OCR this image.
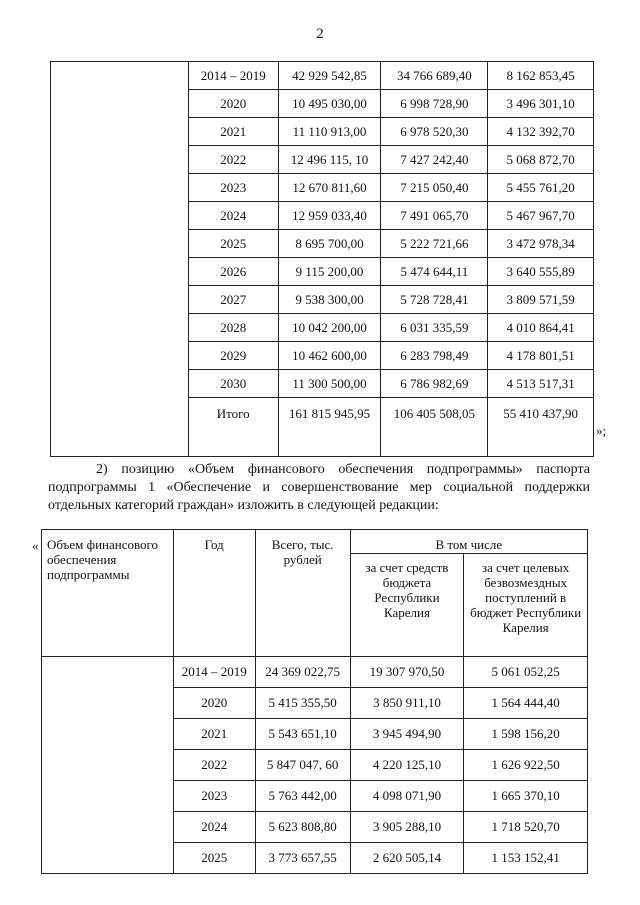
2
	2014 – 2019	42 929 542,85	34 766 689,40	8 162 853,45
	2020	10 495 030,00	6 998 728,90	3 496 301,10
	2021	11 110 913,00	6 978 520,30	4 132 392,70
	2022	12 496 115, 10	7 427 242,40	5 068 872,70
	2023	12 670 811,60	7 215 050,40	5 455 761,20
	2024	12 959 033,40	7 491 065,70	5 467 967,70
	2025	8 695 700,00	5 222 721,66	3 472 978,34
	2026	9 115 200,00	5 474 644,11	3 640 555,89
	2027	9 538 300,00	5 728 728,41	3 809 571,59
	2028	10 042 200,00	6 031 335,59	4 010 864,41
	2029	10 462 600,00	6 283 798,49	4 178 801,51
	2030	11 300 500,00	6 786 982,69	4 513 517,31
	Итого	161 815 945,95	106 405 508,05	55 410 437,90
»;
2) позицию «Объем финансового обеспечения подпрограммы» паспорта
подпрограммы 1 «Обеспечение и совершенствование мер социальной поддержки
отдельных категорий граждан» изложить в следующей редакции:
« Объем финансового обеспечения подпрограммы	Год	Всего, тыс. рублей	В том числе	
			за счет средств бюджета Республики Карелия	за счет целевых безвозмездных поступлений в бюджет Республики Карелия
	2014 – 2019	24 369 022,75	19 307 970,50	5 061 052,25
	2020	5 415 355,50	3 850 911,10	1 564 444,40
	2021	5 543 651,10	3 945 494,90	1 598 156,20
	2022	5 847 047, 60	4 220 125,10	1 626 922,50
	2023	5 763 442,00	4 098 071,90	1 665 370,10
	2024	5 623 808,80	3 905 288,10	1 718 520,70
	2025	3 773 657,55	2 620 505,14	1 153 152,41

####################

Written instruction: Make an exact copy of every entry above, minus the images.

Right answer:
OCR this image.
2
	2014 – 2019	42 929 542,85	34 766 689,40	8 162 853,45
	2020	10 495 030,00	6 998 728,90	3 496 301,10
	2021	11 110 913,00	6 978 520,30	4 132 392,70
	2022	12 496 115, 10	7 427 242,40	5 068 872,70
	2023	12 670 811,60	7 215 050,40	5 455 761,20
	2024	12 959 033,40	7 491 065,70	5 467 967,70
	2025	8 695 700,00	5 222 721,66	3 472 978,34
	2026	9 115 200,00	5 474 644,11	3 640 555,89
	2027	9 538 300,00	5 728 728,41	3 809 571,59
	2028	10 042 200,00	6 031 335,59	4 010 864,41
	2029	10 462 600,00	6 283 798,49	4 178 801,51
	2030	11 300 500,00	6 786 982,69	4 513 517,31
	Итого	161 815 945,95	106 405 508,05	55 410 437,90
»;
2) позицию «Объем финансового обеспечения подпрограммы» паспорта
подпрограммы 1 «Обеспечение и совершенствование мер социальной поддержки
отдельных категорий граждан» изложить в следующей редакции:
« Объем финансового обеспечения подпрограммы	Год	Всего, тыс. рублей	В том числе	
			за счет средств бюджета Республики Карелия	за счет целевых безвозмездных поступлений в бюджет Республики Карелия
	2014 – 2019	24 369 022,75	19 307 970,50	5 061 052,25
	2020	5 415 355,50	3 850 911,10	1 564 444,40
	2021	5 543 651,10	3 945 494,90	1 598 156,20
	2022	5 847 047, 60	4 220 125,10	1 626 922,50
	2023	5 763 442,00	4 098 071,90	1 665 370,10
	2024	5 623 808,80	3 905 288,10	1 718 520,70
	2025	3 773 657,55	2 620 505,14	1 153 152,41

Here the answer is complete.